## Dataset items
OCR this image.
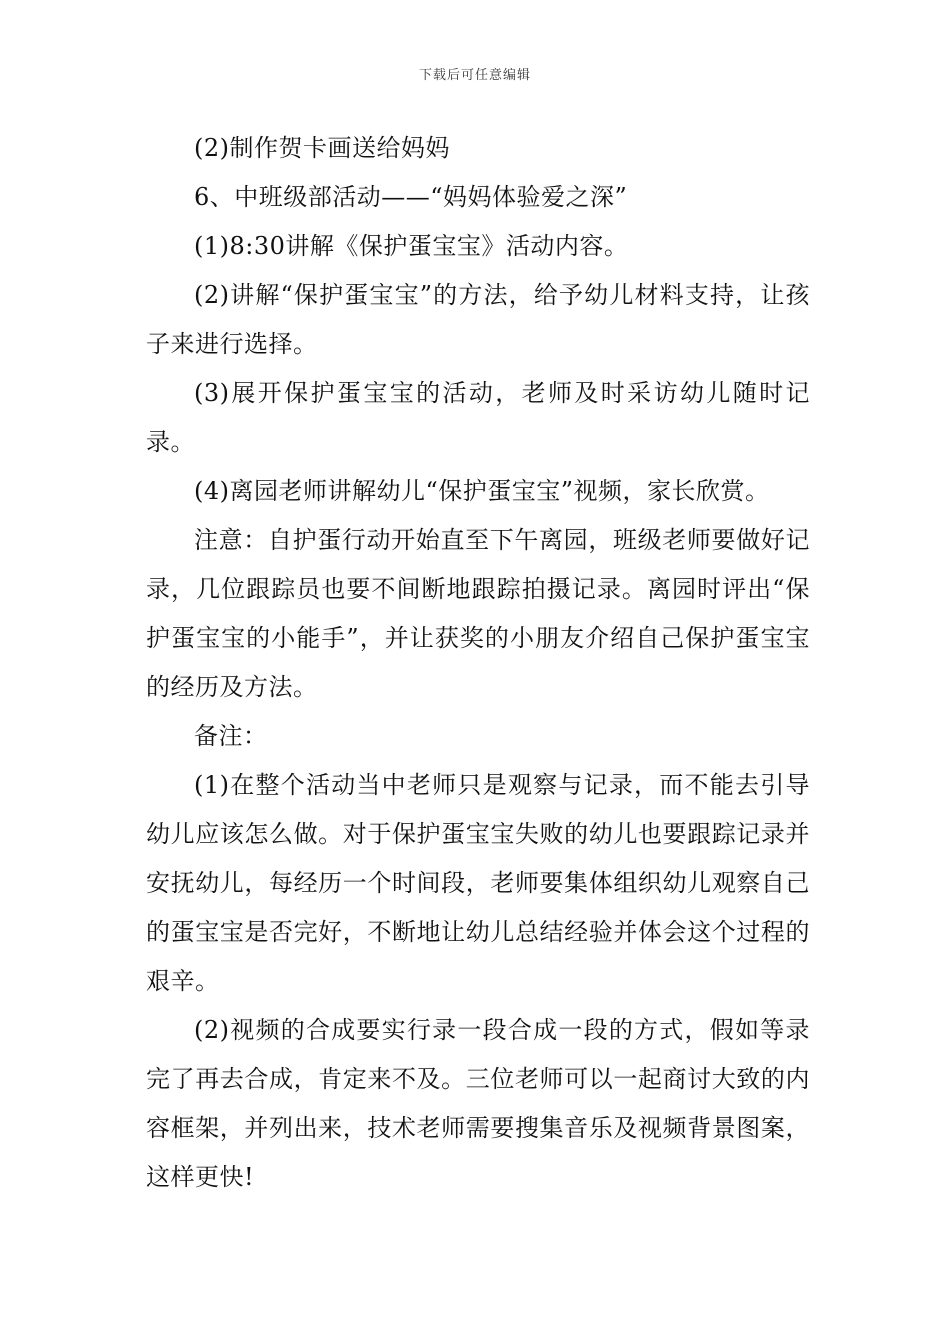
下载后可任意编辑

(2)制作贺卡画送给妈妈

6、中班级部活动——“妈妈体验爱之深”

(1)8:30讲解《保护蛋宝宝》活动内容。

(2)讲解“保护蛋宝宝”的方法，给予幼儿材料支持，让孩子来进行选择。

(3)展开保护蛋宝宝的活动，老师及时采访幼儿随时记录。

(4)离园老师讲解幼儿“保护蛋宝宝”视频，家长欣赏。

注意：自护蛋行动开始直至下午离园，班级老师要做好记录，几位跟踪员也要不间断地跟踪拍摄记录。离园时评出“保护蛋宝宝的小能手”，并让获奖的小朋友介绍自己保护蛋宝宝的经历及方法。

备注：

(1)在整个活动当中老师只是观察与记录，而不能去引导幼儿应该怎么做。对于保护蛋宝宝失败的幼儿也要跟踪记录并安抚幼儿，每经历一个时间段，老师要集体组织幼儿观察自己的蛋宝宝是否完好，不断地让幼儿总结经验并体会这个过程的艰辛。

(2)视频的合成要实行录一段合成一段的方式，假如等录完了再去合成，肯定来不及。三位老师可以一起商讨大致的内容框架，并列出来，技术老师需要搜集音乐及视频背景图案，这样更快!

## Your objective
Give all the entries again exactly, dropping each picture.

## Reply to the exercise
OCR this image.
下载后可任意编辑

(2)制作贺卡画送给妈妈

6、中班级部活动——“妈妈体验爱之深”

(1)8:30讲解《保护蛋宝宝》活动内容。

(2)讲解“保护蛋宝宝”的方法，给予幼儿材料支持，让孩子来进行选择。

(3)展开保护蛋宝宝的活动，老师及时采访幼儿随时记录。

(4)离园老师讲解幼儿“保护蛋宝宝”视频，家长欣赏。

注意：自护蛋行动开始直至下午离园，班级老师要做好记录，几位跟踪员也要不间断地跟踪拍摄记录。离园时评出“保护蛋宝宝的小能手”，并让获奖的小朋友介绍自己保护蛋宝宝的经历及方法。

备注：

(1)在整个活动当中老师只是观察与记录，而不能去引导幼儿应该怎么做。对于保护蛋宝宝失败的幼儿也要跟踪记录并安抚幼儿，每经历一个时间段，老师要集体组织幼儿观察自己的蛋宝宝是否完好，不断地让幼儿总结经验并体会这个过程的艰辛。

(2)视频的合成要实行录一段合成一段的方式，假如等录完了再去合成，肯定来不及。三位老师可以一起商讨大致的内容框架，并列出来，技术老师需要搜集音乐及视频背景图案，这样更快!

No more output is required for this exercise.